[start Data]

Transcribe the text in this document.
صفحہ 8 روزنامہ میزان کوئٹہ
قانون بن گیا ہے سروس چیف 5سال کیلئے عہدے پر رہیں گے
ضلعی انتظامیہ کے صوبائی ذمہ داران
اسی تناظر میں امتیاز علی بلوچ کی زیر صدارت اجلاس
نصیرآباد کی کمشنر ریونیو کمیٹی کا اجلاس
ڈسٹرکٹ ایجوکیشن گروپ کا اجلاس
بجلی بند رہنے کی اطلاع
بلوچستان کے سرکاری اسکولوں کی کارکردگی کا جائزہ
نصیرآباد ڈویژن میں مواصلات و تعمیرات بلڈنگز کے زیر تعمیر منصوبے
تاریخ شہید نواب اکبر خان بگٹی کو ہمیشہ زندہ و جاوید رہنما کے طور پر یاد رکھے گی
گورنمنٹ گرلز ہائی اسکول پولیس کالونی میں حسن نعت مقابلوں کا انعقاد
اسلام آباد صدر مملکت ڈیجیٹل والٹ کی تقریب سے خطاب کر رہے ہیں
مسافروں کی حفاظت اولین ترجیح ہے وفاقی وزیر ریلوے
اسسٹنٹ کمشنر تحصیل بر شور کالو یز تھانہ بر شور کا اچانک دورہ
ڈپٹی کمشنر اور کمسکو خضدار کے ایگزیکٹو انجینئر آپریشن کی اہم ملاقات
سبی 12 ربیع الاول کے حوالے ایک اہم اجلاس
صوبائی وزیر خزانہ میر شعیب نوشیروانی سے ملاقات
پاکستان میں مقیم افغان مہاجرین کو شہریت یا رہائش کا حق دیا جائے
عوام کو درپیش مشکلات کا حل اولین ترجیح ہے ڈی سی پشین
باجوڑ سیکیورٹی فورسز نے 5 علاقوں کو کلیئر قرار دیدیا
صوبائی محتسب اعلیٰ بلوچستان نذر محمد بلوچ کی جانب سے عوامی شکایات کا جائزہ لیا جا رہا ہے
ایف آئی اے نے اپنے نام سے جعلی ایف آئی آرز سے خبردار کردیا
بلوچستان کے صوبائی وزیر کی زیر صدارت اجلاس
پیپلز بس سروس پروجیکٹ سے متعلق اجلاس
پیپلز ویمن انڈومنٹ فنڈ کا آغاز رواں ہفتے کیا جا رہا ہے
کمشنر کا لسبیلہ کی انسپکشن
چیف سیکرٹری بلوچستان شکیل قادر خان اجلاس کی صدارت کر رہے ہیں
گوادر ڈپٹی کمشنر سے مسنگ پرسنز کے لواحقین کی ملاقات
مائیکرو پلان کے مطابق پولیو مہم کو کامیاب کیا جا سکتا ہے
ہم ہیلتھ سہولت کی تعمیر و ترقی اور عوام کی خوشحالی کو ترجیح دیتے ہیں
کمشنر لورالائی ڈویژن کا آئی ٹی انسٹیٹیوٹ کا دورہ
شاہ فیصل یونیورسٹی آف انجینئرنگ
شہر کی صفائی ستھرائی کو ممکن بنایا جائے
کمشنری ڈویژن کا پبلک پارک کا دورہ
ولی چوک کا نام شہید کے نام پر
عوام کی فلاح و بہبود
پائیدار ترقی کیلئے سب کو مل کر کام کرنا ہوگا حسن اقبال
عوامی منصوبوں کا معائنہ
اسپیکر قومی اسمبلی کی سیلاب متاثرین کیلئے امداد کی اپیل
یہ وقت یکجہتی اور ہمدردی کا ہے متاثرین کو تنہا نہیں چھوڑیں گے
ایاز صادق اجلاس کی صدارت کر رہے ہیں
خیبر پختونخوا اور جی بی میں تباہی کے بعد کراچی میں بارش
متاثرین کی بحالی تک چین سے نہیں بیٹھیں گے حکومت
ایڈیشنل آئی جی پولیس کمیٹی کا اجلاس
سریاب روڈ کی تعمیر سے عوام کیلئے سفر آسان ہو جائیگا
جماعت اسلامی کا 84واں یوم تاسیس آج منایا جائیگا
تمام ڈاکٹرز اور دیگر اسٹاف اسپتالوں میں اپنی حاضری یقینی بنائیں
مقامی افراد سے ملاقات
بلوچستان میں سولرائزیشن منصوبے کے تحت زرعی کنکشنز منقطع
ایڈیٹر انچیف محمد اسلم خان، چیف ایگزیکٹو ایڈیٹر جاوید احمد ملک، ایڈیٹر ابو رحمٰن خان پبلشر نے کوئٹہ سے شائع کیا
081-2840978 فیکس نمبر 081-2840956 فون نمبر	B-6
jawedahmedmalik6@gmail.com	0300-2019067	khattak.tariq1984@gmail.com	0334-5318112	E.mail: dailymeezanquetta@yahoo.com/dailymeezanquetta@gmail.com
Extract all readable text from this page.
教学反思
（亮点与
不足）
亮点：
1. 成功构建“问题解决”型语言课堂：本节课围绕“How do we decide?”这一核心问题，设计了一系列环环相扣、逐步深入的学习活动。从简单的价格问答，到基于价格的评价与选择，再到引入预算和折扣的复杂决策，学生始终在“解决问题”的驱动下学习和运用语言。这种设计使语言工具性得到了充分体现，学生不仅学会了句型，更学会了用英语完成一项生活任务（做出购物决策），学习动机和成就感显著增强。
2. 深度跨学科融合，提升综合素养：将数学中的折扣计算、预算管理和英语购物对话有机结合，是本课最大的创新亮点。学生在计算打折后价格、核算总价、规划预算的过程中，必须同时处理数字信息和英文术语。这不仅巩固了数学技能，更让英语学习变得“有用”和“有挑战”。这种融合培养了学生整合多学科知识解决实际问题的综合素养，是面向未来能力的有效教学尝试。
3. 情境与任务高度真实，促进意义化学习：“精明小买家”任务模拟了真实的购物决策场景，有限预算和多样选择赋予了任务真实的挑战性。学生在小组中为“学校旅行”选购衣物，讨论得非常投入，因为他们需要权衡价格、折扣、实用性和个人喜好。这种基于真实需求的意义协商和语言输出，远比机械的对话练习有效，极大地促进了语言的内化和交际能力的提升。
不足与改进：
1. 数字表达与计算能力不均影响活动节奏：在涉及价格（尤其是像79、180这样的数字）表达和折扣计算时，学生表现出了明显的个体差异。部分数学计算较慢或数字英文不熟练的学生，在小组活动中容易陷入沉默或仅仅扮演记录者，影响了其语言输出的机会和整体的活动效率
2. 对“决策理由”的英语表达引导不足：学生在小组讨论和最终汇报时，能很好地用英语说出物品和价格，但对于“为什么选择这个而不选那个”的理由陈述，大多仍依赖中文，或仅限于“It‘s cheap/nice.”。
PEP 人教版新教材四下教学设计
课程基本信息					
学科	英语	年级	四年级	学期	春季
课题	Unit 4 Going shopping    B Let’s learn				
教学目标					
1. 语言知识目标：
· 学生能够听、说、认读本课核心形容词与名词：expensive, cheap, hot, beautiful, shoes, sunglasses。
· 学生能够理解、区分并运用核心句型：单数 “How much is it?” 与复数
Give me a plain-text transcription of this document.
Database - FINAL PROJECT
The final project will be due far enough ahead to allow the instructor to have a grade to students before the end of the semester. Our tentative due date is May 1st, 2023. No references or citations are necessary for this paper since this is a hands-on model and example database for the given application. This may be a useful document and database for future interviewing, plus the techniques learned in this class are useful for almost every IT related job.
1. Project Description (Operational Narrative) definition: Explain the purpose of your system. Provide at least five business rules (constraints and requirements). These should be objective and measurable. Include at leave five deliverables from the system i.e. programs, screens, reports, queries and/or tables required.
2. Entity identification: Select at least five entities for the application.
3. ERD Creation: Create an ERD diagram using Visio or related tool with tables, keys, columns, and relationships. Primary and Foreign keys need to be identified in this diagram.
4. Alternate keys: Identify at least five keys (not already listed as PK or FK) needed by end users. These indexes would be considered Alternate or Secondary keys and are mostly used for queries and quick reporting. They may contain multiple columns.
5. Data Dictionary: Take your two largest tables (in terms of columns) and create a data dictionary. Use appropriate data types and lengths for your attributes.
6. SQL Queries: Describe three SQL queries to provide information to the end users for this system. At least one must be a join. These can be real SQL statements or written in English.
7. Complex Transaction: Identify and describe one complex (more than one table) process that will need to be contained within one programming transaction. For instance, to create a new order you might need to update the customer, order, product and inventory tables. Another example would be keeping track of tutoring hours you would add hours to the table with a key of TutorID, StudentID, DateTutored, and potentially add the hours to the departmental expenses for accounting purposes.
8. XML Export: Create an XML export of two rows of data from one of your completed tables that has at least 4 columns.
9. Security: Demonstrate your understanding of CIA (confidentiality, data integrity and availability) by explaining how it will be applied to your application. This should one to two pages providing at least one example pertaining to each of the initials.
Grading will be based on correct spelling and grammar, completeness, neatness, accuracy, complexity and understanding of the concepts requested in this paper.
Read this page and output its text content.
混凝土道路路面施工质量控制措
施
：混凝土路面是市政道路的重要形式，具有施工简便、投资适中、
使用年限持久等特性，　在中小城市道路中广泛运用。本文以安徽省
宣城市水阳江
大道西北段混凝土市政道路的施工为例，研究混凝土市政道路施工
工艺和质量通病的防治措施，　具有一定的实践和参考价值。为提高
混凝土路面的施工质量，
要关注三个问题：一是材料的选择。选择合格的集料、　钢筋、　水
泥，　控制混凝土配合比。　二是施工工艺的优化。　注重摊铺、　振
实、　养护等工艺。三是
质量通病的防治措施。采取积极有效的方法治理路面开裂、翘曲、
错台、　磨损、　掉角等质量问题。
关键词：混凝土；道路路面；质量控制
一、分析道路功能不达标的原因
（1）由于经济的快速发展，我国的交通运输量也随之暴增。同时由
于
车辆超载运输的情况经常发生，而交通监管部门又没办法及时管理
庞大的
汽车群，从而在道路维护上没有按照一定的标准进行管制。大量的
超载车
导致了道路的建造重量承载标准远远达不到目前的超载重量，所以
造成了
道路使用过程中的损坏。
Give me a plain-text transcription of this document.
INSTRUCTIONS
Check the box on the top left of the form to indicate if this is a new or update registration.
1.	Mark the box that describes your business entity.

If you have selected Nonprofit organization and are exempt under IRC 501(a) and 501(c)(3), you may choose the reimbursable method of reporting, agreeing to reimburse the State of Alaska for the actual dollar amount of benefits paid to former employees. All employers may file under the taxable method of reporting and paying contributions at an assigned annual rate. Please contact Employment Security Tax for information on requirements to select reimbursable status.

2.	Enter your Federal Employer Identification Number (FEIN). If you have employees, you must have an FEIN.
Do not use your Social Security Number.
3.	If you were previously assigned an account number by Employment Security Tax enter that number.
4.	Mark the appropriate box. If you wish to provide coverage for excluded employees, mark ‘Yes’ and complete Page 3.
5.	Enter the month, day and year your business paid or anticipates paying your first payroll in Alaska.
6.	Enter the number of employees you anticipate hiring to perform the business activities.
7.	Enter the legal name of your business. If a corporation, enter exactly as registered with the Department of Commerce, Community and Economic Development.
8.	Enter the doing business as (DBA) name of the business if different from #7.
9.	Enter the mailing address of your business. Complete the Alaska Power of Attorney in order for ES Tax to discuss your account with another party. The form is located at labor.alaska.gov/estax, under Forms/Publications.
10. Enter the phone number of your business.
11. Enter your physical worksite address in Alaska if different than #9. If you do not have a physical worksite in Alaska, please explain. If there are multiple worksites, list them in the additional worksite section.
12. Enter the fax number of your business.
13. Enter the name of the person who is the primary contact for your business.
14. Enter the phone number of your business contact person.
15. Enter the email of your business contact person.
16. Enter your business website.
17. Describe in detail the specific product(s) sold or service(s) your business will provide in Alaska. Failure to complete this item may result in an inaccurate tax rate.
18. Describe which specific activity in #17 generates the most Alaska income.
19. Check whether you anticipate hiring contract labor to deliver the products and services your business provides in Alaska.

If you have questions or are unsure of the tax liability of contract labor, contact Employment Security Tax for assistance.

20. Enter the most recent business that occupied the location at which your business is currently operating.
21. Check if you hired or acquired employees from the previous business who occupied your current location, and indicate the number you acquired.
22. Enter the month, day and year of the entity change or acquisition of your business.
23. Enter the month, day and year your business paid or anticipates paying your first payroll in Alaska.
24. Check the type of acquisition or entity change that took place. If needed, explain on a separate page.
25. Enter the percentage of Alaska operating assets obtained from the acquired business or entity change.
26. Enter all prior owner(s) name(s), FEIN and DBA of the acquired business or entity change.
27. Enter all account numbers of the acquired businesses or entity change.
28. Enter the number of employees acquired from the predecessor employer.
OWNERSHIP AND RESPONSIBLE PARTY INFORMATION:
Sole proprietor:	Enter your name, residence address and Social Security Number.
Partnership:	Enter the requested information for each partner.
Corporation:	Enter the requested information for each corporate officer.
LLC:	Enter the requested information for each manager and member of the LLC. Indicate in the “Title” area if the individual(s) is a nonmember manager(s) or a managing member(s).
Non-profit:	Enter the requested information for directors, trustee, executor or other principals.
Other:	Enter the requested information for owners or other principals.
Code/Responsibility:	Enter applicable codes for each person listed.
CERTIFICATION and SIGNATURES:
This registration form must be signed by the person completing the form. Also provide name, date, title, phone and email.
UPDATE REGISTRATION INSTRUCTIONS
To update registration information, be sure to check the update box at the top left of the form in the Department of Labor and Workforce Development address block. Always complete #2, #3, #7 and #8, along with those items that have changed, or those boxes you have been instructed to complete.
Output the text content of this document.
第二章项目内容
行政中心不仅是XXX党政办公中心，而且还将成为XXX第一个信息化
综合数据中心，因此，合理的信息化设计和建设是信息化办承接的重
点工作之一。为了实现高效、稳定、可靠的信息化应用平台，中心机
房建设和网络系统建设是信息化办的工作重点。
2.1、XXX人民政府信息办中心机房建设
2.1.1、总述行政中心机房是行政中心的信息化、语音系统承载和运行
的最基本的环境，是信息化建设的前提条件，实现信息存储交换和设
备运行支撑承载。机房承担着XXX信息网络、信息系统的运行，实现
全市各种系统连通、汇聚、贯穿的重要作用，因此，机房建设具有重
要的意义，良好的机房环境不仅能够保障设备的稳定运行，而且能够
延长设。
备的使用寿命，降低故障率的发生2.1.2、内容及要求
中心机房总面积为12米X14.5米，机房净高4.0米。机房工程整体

[end Data]

Check each line above for the string "ملاقات" and show the ones that have it.

» Answer below
ڈپٹی کمشنر اور کمسکو خضدار کے ایگزیکٹو انجینئر آپریشن کی اہم ملاقات
صوبائی وزیر خزانہ میر شعیب نوشیروانی سے ملاقات
گوادر ڈپٹی کمشنر سے مسنگ پرسنز کے لواحقین کی ملاقات
مقامی افراد سے ملاقات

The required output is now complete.